### GIVEN PROBLEM
Retype the data below exactly as it appears, every line from beginning to end.

### DATA EXCERPTS
•••••

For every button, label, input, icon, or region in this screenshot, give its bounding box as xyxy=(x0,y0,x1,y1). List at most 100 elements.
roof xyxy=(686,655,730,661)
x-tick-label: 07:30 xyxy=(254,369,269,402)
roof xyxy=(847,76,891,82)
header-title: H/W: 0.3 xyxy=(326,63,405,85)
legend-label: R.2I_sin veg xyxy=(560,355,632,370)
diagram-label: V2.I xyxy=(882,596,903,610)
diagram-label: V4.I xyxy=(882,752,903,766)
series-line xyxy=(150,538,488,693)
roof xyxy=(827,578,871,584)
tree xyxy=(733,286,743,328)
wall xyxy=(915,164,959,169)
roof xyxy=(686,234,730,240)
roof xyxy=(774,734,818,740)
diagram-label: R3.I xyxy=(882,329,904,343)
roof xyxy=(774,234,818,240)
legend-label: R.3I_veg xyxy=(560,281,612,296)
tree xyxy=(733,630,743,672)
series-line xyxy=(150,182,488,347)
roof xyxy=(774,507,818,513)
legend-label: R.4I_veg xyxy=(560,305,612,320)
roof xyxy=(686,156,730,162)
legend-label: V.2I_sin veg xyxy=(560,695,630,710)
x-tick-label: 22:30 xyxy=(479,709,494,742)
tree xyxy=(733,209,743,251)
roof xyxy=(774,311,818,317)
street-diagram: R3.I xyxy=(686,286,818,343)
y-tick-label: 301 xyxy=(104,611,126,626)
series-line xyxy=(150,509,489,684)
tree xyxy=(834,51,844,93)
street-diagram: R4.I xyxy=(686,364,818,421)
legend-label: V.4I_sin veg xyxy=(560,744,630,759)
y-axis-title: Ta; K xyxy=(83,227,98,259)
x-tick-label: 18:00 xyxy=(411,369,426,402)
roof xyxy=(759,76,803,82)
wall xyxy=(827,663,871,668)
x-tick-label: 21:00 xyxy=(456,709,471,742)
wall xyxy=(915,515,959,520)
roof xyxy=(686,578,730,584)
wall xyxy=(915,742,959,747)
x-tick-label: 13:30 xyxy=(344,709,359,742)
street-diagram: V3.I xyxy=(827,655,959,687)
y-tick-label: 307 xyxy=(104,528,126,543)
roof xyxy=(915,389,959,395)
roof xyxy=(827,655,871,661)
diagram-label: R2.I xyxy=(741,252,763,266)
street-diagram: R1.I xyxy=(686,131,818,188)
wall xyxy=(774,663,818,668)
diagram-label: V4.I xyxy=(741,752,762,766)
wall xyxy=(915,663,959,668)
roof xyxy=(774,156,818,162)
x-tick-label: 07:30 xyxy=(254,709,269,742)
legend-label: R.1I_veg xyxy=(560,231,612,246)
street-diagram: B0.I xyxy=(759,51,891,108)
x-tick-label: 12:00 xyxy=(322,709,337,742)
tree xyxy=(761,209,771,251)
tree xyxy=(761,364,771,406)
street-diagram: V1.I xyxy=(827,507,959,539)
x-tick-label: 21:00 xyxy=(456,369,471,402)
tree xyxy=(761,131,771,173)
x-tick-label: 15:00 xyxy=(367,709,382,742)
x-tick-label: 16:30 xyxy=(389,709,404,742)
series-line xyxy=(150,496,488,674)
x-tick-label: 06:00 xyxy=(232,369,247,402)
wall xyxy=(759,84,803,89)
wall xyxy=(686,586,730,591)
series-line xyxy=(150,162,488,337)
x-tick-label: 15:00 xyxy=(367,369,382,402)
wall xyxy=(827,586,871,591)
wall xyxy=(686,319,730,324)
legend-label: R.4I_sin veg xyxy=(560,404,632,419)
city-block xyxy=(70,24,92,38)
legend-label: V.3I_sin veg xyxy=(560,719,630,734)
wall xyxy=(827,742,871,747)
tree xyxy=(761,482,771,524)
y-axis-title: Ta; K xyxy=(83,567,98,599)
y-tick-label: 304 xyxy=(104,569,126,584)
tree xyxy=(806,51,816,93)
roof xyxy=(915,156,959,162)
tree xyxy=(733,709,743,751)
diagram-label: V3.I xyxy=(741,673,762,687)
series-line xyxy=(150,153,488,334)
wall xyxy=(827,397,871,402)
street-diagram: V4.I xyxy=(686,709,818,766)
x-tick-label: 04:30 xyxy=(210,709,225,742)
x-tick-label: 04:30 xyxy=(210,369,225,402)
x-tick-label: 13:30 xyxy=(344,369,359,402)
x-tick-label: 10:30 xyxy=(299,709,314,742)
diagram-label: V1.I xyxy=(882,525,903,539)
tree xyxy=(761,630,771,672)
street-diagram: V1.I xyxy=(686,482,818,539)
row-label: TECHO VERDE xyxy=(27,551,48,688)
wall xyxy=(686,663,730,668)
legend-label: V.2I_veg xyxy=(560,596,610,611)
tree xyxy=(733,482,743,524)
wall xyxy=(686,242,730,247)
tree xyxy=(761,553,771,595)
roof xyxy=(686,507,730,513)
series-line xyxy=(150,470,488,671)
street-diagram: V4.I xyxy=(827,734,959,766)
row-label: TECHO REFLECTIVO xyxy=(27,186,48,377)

•••••

### CORRECT RESULT
For every button, label, input, icon, or region in this screenshot, give its bounding box as xyxy=(x0,y0,x1,y1). List at most 100 elements.
roof xyxy=(686,655,730,661)
x-tick-label: 07:30 xyxy=(254,369,269,402)
roof xyxy=(847,76,891,82)
header-title: H/W: 0.3 xyxy=(326,63,405,85)
legend-label: R.2I_sin veg xyxy=(560,355,632,370)
diagram-label: V2.I xyxy=(882,596,903,610)
diagram-label: V4.I xyxy=(882,752,903,766)
series-line xyxy=(150,538,488,693)
roof xyxy=(827,578,871,584)
tree xyxy=(733,286,743,328)
wall xyxy=(915,164,959,169)
roof xyxy=(686,234,730,240)
roof xyxy=(774,734,818,740)
diagram-label: R3.I xyxy=(882,329,904,343)
roof xyxy=(774,234,818,240)
legend-label: R.3I_veg xyxy=(560,281,612,296)
tree xyxy=(733,630,743,672)
series-line xyxy=(150,182,488,347)
roof xyxy=(774,507,818,513)
legend-label: R.4I_veg xyxy=(560,305,612,320)
roof xyxy=(686,156,730,162)
legend-label: V.2I_sin veg xyxy=(560,695,630,710)
x-tick-label: 22:30 xyxy=(479,709,494,742)
tree xyxy=(733,209,743,251)
roof xyxy=(774,311,818,317)
street-diagram: R3.I xyxy=(686,286,818,343)
y-tick-label: 301 xyxy=(104,611,126,626)
series-line xyxy=(150,509,489,684)
tree xyxy=(834,51,844,93)
street-diagram: R4.I xyxy=(686,364,818,421)
legend-label: V.4I_sin veg xyxy=(560,744,630,759)
y-axis-title: Ta; K xyxy=(83,227,98,259)
x-tick-label: 18:00 xyxy=(411,369,426,402)
roof xyxy=(759,76,803,82)
wall xyxy=(827,663,871,668)
x-tick-label: 21:00 xyxy=(456,709,471,742)
wall xyxy=(915,515,959,520)
roof xyxy=(686,578,730,584)
wall xyxy=(915,742,959,747)
x-tick-label: 13:30 xyxy=(344,709,359,742)
street-diagram: V3.I xyxy=(827,655,959,687)
y-tick-label: 307 xyxy=(104,528,126,543)
roof xyxy=(915,389,959,395)
roof xyxy=(827,655,871,661)
diagram-label: R2.I xyxy=(741,252,763,266)
street-diagram: R1.I xyxy=(686,131,818,188)
wall xyxy=(774,663,818,668)
diagram-label: V4.I xyxy=(741,752,762,766)
wall xyxy=(915,663,959,668)
roof xyxy=(774,156,818,162)
x-tick-label: 07:30 xyxy=(254,709,269,742)
legend-label: R.1I_veg xyxy=(560,231,612,246)
street-diagram: B0.I xyxy=(759,51,891,108)
x-tick-label: 12:00 xyxy=(322,709,337,742)
tree xyxy=(761,209,771,251)
tree xyxy=(761,364,771,406)
street-diagram: V1.I xyxy=(827,507,959,539)
x-tick-label: 21:00 xyxy=(456,369,471,402)
tree xyxy=(761,131,771,173)
x-tick-label: 15:00 xyxy=(367,709,382,742)
x-tick-label: 16:30 xyxy=(389,709,404,742)
series-line xyxy=(150,496,488,674)
x-tick-label: 06:00 xyxy=(232,369,247,402)
wall xyxy=(759,84,803,89)
wall xyxy=(686,586,730,591)
series-line xyxy=(150,162,488,337)
x-tick-label: 15:00 xyxy=(367,369,382,402)
wall xyxy=(827,586,871,591)
wall xyxy=(686,319,730,324)
legend-label: R.4I_sin veg xyxy=(560,404,632,419)
city-block xyxy=(70,24,92,38)
legend-label: V.3I_sin veg xyxy=(560,719,630,734)
wall xyxy=(827,742,871,747)
tree xyxy=(761,482,771,524)
y-axis-title: Ta; K xyxy=(83,567,98,599)
y-tick-label: 304 xyxy=(104,569,126,584)
tree xyxy=(806,51,816,93)
roof xyxy=(915,156,959,162)
tree xyxy=(733,709,743,751)
diagram-label: V3.I xyxy=(741,673,762,687)
series-line xyxy=(150,153,488,334)
wall xyxy=(827,397,871,402)
street-diagram: V4.I xyxy=(686,709,818,766)
x-tick-label: 04:30 xyxy=(210,709,225,742)
x-tick-label: 04:30 xyxy=(210,369,225,402)
x-tick-label: 13:30 xyxy=(344,369,359,402)
x-tick-label: 10:30 xyxy=(299,709,314,742)
diagram-label: V1.I xyxy=(882,525,903,539)
tree xyxy=(761,630,771,672)
street-diagram: V1.I xyxy=(686,482,818,539)
row-label: TECHO VERDE xyxy=(27,551,48,688)
wall xyxy=(686,663,730,668)
legend-label: V.2I_veg xyxy=(560,596,610,611)
tree xyxy=(733,482,743,524)
wall xyxy=(686,242,730,247)
tree xyxy=(761,553,771,595)
roof xyxy=(686,507,730,513)
series-line xyxy=(150,470,488,671)
street-diagram: V4.I xyxy=(827,734,959,766)
row-label: TECHO REFLECTIVO xyxy=(27,186,48,377)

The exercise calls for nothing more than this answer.